**PROBLEM TO SOLVE:**
Quote the lines of the data below verbatim, beginning at the line that contains "Transcribe the text in this document." and ending at the last line, both included, and excluding pictures.

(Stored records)

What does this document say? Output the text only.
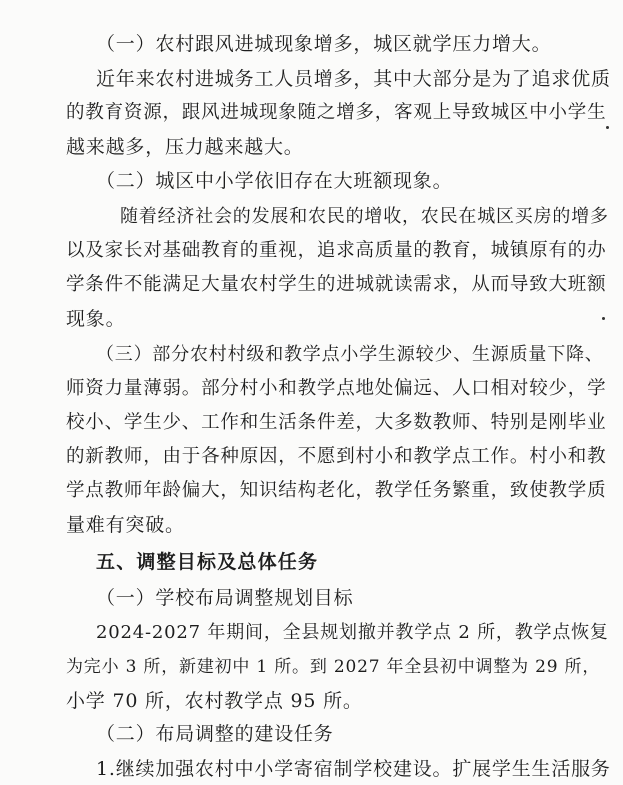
（一）农村跟风进城现象增多，城区就学压力增大。
近年来农村进城务工人员增多，其中大部分是为了追求优质
的教育资源，跟风进城现象随之增多，客观上导致城区中小学生
越来越多，压力越来越大。
（二）城区中小学依旧存在大班额现象。
随着经济社会的发展和农民的增收，农民在城区买房的增多
以及家长对基础教育的重视，追求高质量的教育，城镇原有的办
学条件不能满足大量农村学生的进城就读需求，从而导致大班额
现象。
（三）部分农村村级和教学点小学生源较少、生源质量下降、
师资力量薄弱。部分村小和教学点地处偏远、人口相对较少，学
校小、学生少、工作和生活条件差，大多数教师、特别是刚毕业
的新教师，由于各种原因，不愿到村小和教学点工作。村小和教
学点教师年龄偏大，知识结构老化，教学任务繁重，致使教学质
量难有突破。
五、调整目标及总体任务
（一）学校布局调整规划目标
2024-2027 年期间，全县规划撤并教学点 2 所，教学点恢复
为完小 3 所，新建初中 1 所。到 2027 年全县初中调整为 29 所，
小学 70 所，农村教学点 95 所。
（二）布局调整的建设任务
1.继续加强农村中小学寄宿制学校建设。扩展学生生活服务
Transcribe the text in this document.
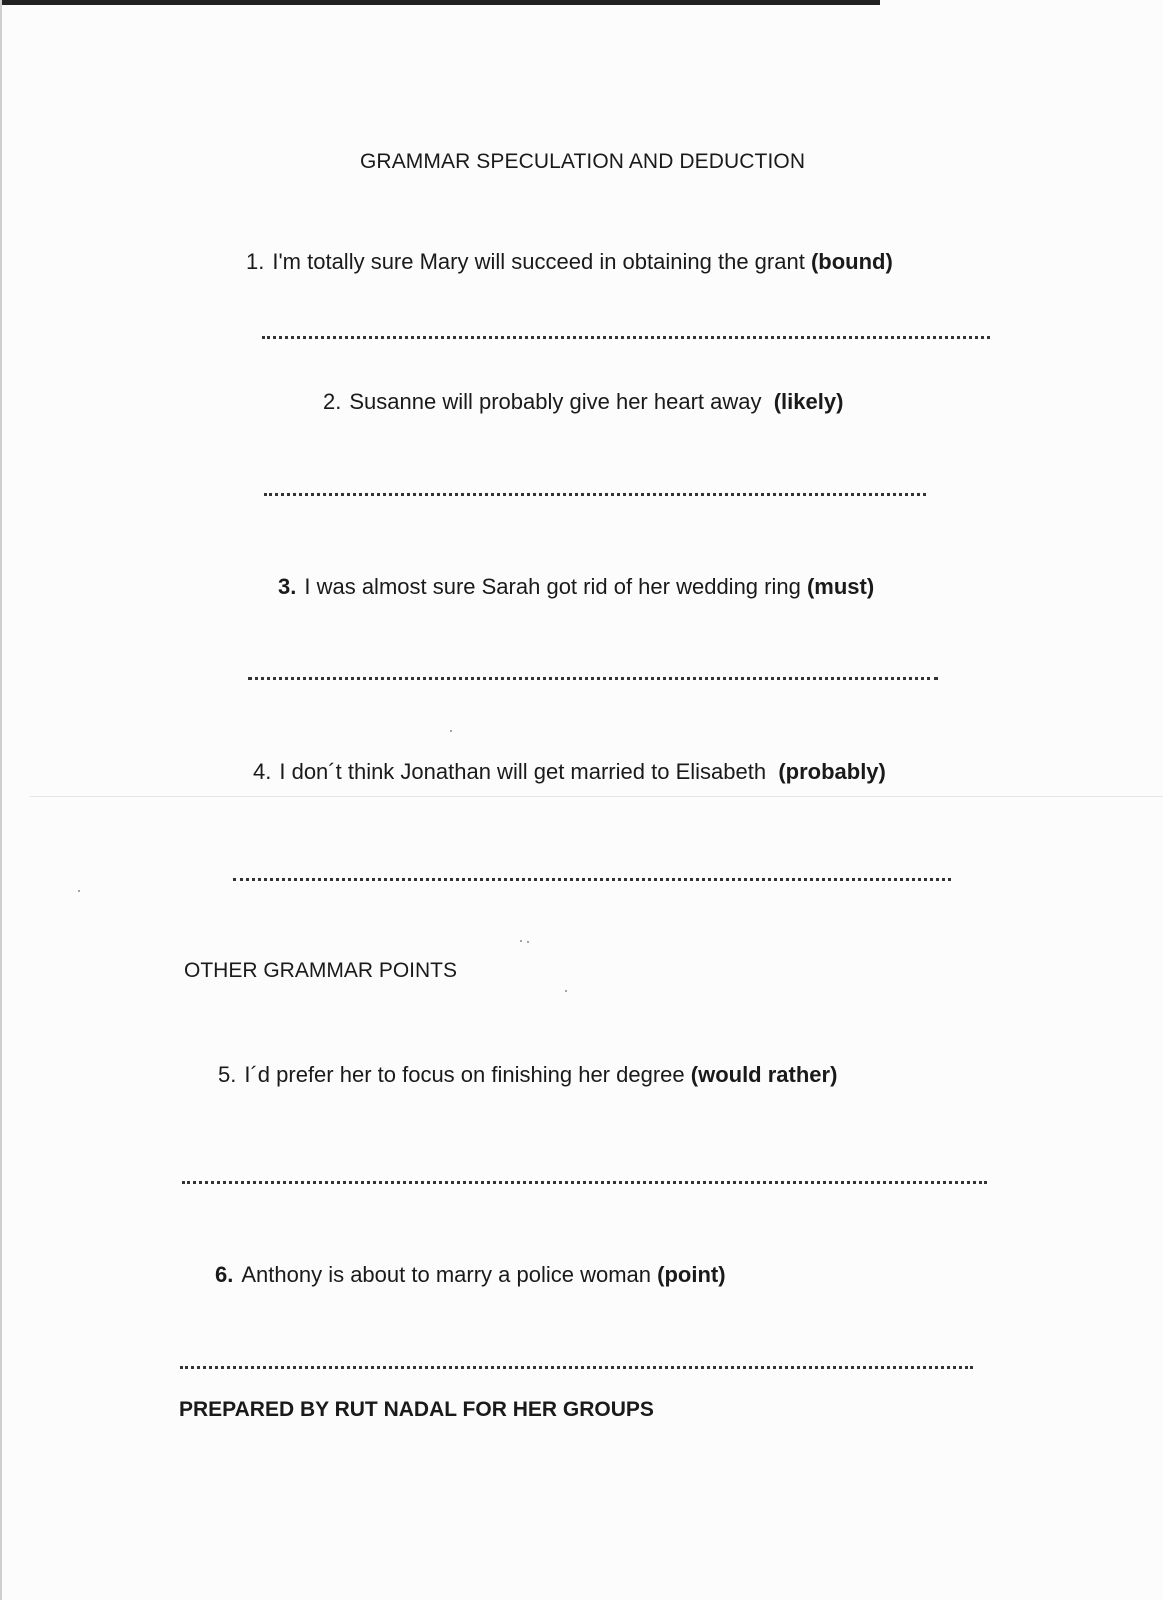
GRAMMAR SPECULATION AND DEDUCTION
1. I'm totally sure Mary will succeed in obtaining the grant (bound)
2. Susanne will probably give her heart away (likely)
3. I was almost sure Sarah got rid of her wedding ring (must)
4. I don´t think Jonathan will get married to Elisabeth (probably)
OTHER GRAMMAR POINTS
5. I´d prefer her to focus on finishing her degree (would rather)
6. Anthony is about to marry a police woman (point)
PREPARED BY RUT NADAL FOR HER GROUPS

**PROBLEM SOLUTION:**
Transcribe the text in this document.
GRAMMAR SPECULATION AND DEDUCTION
1. I'm totally sure Mary will succeed in obtaining the grant (bound)
2. Susanne will probably give her heart away (likely)
3. I was almost sure Sarah got rid of her wedding ring (must)
4. I don´t think Jonathan will get married to Elisabeth (probably)
OTHER GRAMMAR POINTS
5. I´d prefer her to focus on finishing her degree (would rather)
6. Anthony is about to marry a police woman (point)
PREPARED BY RUT NADAL FOR HER GROUPS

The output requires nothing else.